#### Exercise goal:
In the passage about the movie Tron, what is the name of the program that is taking over all the other programs in the computer?

#### Text passage:
-- START --

The movie is mostly set inside the computer of the large (fictional) Encom Corporation. The more being inside the computer is explained, the less sense it makes, so you just have to accept it as fantasy. Computer programs are conscious, with personalities reflective of their programmers, called Users. Inside the computer, most programs actually look just like their Users, and behave much as they would. One program, called the Master Control Program (MCP), is taking over all the other programs in the computer, with an eye to expanding to programs in places like the Pentagon. The MCP's hunger for conquest is pleased by using unwilling programs as gladiators in computer games where the losers die (are "derezzed," from "deresolution").
Tron (Bruce Boxleitner) is a program designed to make things open and free in the computer, thereby undoing the dark work of the MCP.
Flynn (Jeff Bridges) is a real-world wiz at both playing and writing computer games. While trying to find the evidence that the MCP's original programmer, who now serves the MCP in the real world, stole some successful game programs from him, he's sucked (to use a technical term) into the computer, where he now looks like and has the same basic state as a program. Taken prisoner by the MCP and made to play for his life the games he created, he joins with Tron and a female program (yes, programs have gender), to escape the MCP's control and restore goodness and light.

-- END --

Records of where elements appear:
-- START --

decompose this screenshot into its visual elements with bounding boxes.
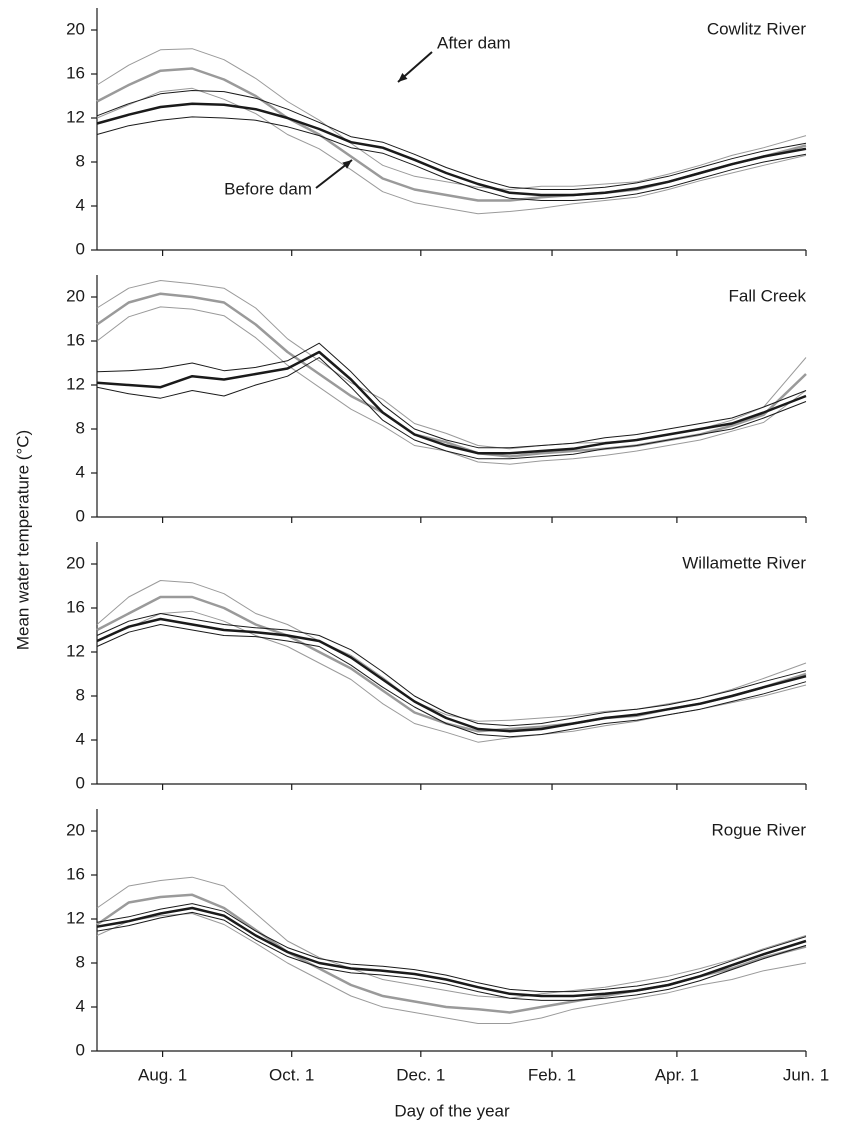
series-line (96, 913, 807, 1024)
series-line (96, 876, 807, 999)
panel-title: Cowlitz River (707, 19, 807, 38)
x-tick-label: Apr. 1 (655, 1065, 699, 1084)
series-line (96, 911, 807, 1001)
y-tick-label: 4 (76, 729, 85, 748)
y-tick-label: 0 (76, 506, 85, 525)
series-line (96, 350, 807, 455)
y-tick-label: 8 (76, 685, 85, 704)
series-line (96, 580, 807, 722)
series-line (96, 610, 807, 743)
series-line (96, 48, 807, 190)
y-tick-label: 8 (76, 151, 85, 170)
series-line (96, 90, 807, 190)
series-line (96, 893, 807, 1014)
annotation-arrowhead (342, 160, 352, 169)
y-tick-label: 20 (66, 286, 85, 305)
x-tick-label: Aug. 1 (138, 1065, 187, 1084)
panel-title: Fall Creek (729, 286, 807, 305)
annotation: After dam (437, 33, 511, 52)
series-line (96, 102, 807, 197)
y-tick-label: 12 (66, 107, 85, 126)
y-tick-label: 20 (66, 19, 85, 38)
y-tick-label: 4 (76, 996, 85, 1015)
x-tick-label: Jun. 1 (783, 1065, 829, 1084)
y-tick-label: 8 (76, 418, 85, 437)
x-axis-label: Day of the year (394, 1101, 510, 1120)
x-tick-label: Oct. 1 (269, 1065, 314, 1084)
y-axis-label: Mean water temperature (°C) (13, 430, 32, 650)
series-line (96, 357, 807, 460)
series-line (96, 617, 807, 733)
panel-title: Rogue River (712, 820, 807, 839)
series-line (96, 87, 807, 215)
y-tick-label: 4 (76, 462, 85, 481)
series-line (96, 342, 807, 449)
series-line (96, 906, 807, 998)
y-tick-label: 20 (66, 820, 85, 839)
y-tick-label: 16 (66, 330, 85, 349)
y-tick-label: 0 (76, 239, 85, 258)
y-tick-label: 8 (76, 952, 85, 971)
series-line (96, 624, 807, 738)
annotation: Before dam (224, 179, 312, 198)
panel-title: Willamette River (682, 553, 806, 572)
y-tick-label: 0 (76, 773, 85, 792)
series-line (96, 595, 807, 733)
y-tick-label: 12 (66, 374, 85, 393)
y-tick-label: 0 (76, 1040, 85, 1059)
series-line (96, 306, 807, 465)
series-line (96, 116, 807, 201)
y-tick-label: 16 (66, 864, 85, 883)
series-line (96, 292, 807, 458)
x-tick-label: Feb. 1 (528, 1065, 576, 1084)
annotation-arrowhead (398, 72, 408, 82)
y-tick-label: 4 (76, 195, 85, 214)
y-tick-label: 20 (66, 553, 85, 572)
y-tick-label: 16 (66, 63, 85, 82)
y-tick-label: 16 (66, 597, 85, 616)
y-tick-label: 12 (66, 641, 85, 660)
series-line (96, 903, 807, 993)
series-line (96, 613, 807, 727)
y-tick-label: 12 (66, 908, 85, 927)
x-tick-label: Dec. 1 (396, 1065, 445, 1084)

-- END --

#### Solution to this task:
The Master Control Program (MCP).